• Records supplied:
** START **

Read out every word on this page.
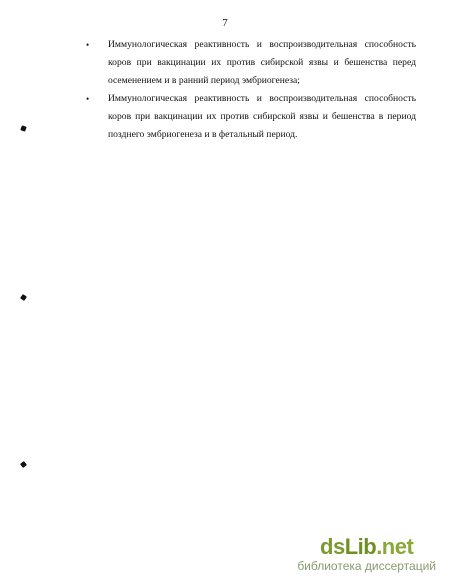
7
• Иммунологическая реактивность и воспроизводительная способность коров при вакцинации их против сибирской язвы и бешенства перед осеменением и в ранний период эмбриогенеза;
• Иммунологическая реактивность и воспроизводительная способность коров при вакцинации их против сибирской язвы и бешенства в период позднего эмбриогенеза и в фетальный период.
dsLib.net
библиотека диссертаций
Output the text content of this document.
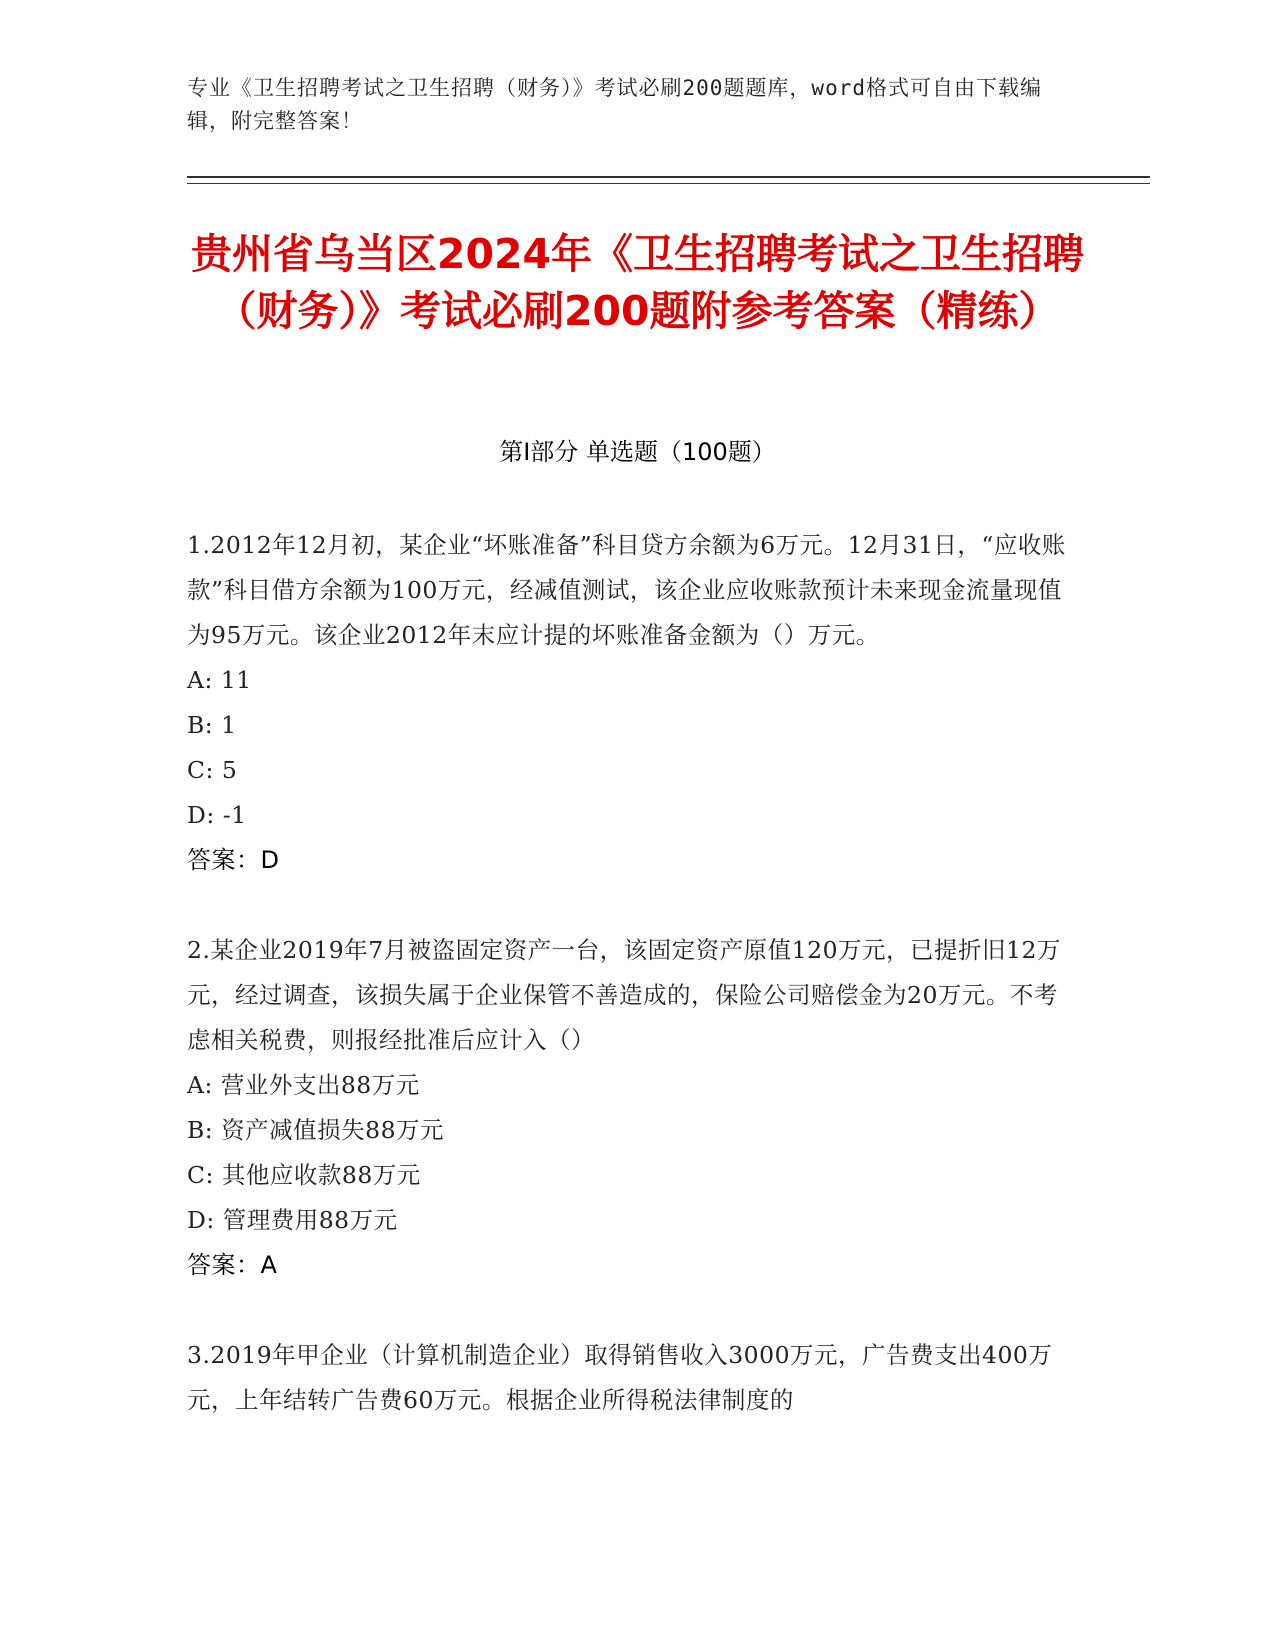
专业《卫生招聘考试之卫生招聘（财务）》考试必刷200题题库，word格式可自由下载编辑，附完整答案！
贵州省乌当区2024年《卫生招聘考试之卫生招聘（财务）》考试必刷200题附参考答案（精练）
第Ⅰ部分 单选题（100题）

1.2012年12月初，某企业“坏账准备”科目贷方余额为6万元。12月31日，“应收账款”科目借方余额为100万元，经减值测试，该企业应收账款预计未来现金流量现值为95万元。该企业2012年末应计提的坏账准备金额为（）万元。

A: 11

B: 1

C: 5

D: -1

答案：D

2.某企业2019年7月被盗固定资产一台，该固定资产原值120万元，已提折旧12万元，经过调查，该损失属于企业保管不善造成的，保险公司赔偿金为20万元。不考虑相关税费，则报经批准后应计入（）

A: 营业外支出88万元

B: 资产减值损失88万元

C: 其他应收款88万元

D: 管理费用88万元

答案：A

3.2019年甲企业（计算机制造企业）取得销售收入3000万元，广告费支出400万元，上年结转广告费60万元。根据企业所得税法律制度的
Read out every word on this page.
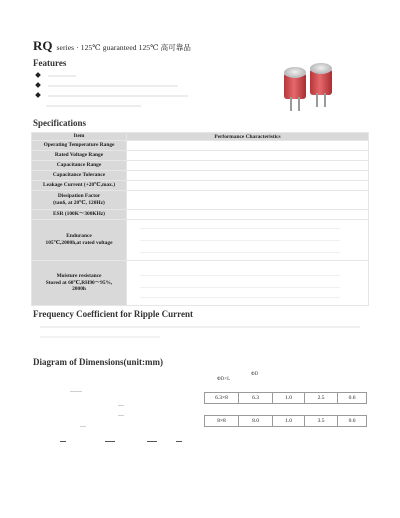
RQ series · 125℃ guaranteed 125℃ 高可靠品
Features
Specifications
Item	Performance Characteristics
Operating Temperature Range	
Rated Voltage Range	
Capacitance Range	
Capacitance Tolerance	
Leakage Current (+20℃,max.)	
Dissipation Factor
(tanδ, at 20℃, 120Hz)	
ESR (100K～300KHz)	
Endurance
105℃,2000h,at rated voltage	
Moisture resistance
Stored at 60℃,RH90～95%,
2000h	
Frequency Coefficient for Ripple Current
Diagram of Dimensions(unit:mm)
ΦD×L
ΦD
6.3×8	6.3	1.0	2.5	0.6
8×8	8.0	1.0	3.5	0.6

** END **

• Problem description:
All of the entries need to be transcribed word for word; pictures are left out.

• Answer to this task:
Read out every word on this page.
7
• Иммунологическая реактивность и воспроизводительная способность коров при вакцинации их против сибирской язвы и бешенства перед осеменением и в ранний период эмбриогенеза;
• Иммунологическая реактивность и воспроизводительная способность коров при вакцинации их против сибирской язвы и бешенства в период позднего эмбриогенеза и в фетальный период.
dsLib.net
библиотека диссертаций
Output the text content of this document.
专业《卫生招聘考试之卫生招聘（财务）》考试必刷200题题库，word格式可自由下载编辑，附完整答案！
贵州省乌当区2024年《卫生招聘考试之卫生招聘（财务）》考试必刷200题附参考答案（精练）
第Ⅰ部分 单选题（100题）

1.2012年12月初，某企业“坏账准备”科目贷方余额为6万元。12月31日，“应收账款”科目借方余额为100万元，经减值测试，该企业应收账款预计未来现金流量现值为95万元。该企业2012年末应计提的坏账准备金额为（）万元。

A: 11

B: 1

C: 5

D: -1

答案：D

2.某企业2019年7月被盗固定资产一台，该固定资产原值120万元，已提折旧12万元，经过调查，该损失属于企业保管不善造成的，保险公司赔偿金为20万元。不考虑相关税费，则报经批准后应计入（）

A: 营业外支出88万元

B: 资产减值损失88万元

C: 其他应收款88万元

D: 管理费用88万元

答案：A

3.2019年甲企业（计算机制造企业）取得销售收入3000万元，广告费支出400万元，上年结转广告费60万元。根据企业所得税法律制度的
Read out every word on this page.
RQ series · 125℃ guaranteed 125℃ 高可靠品
Features
Specifications
Item	Performance Characteristics
Operating Temperature Range	
Rated Voltage Range	
Capacitance Range	
Capacitance Tolerance	
Leakage Current (+20℃,max.)	
Dissipation Factor
(tanδ, at 20℃, 120Hz)	
ESR (100K～300KHz)	
Endurance
105℃,2000h,at rated voltage	
Moisture resistance
Stored at 60℃,RH90～95%,
2000h	
Frequency Coefficient for Ripple Current
Diagram of Dimensions(unit:mm)
ΦD×L
ΦD
6.3×8	6.3	1.0	2.5	0.6
8×8	8.0	1.0	3.5	0.6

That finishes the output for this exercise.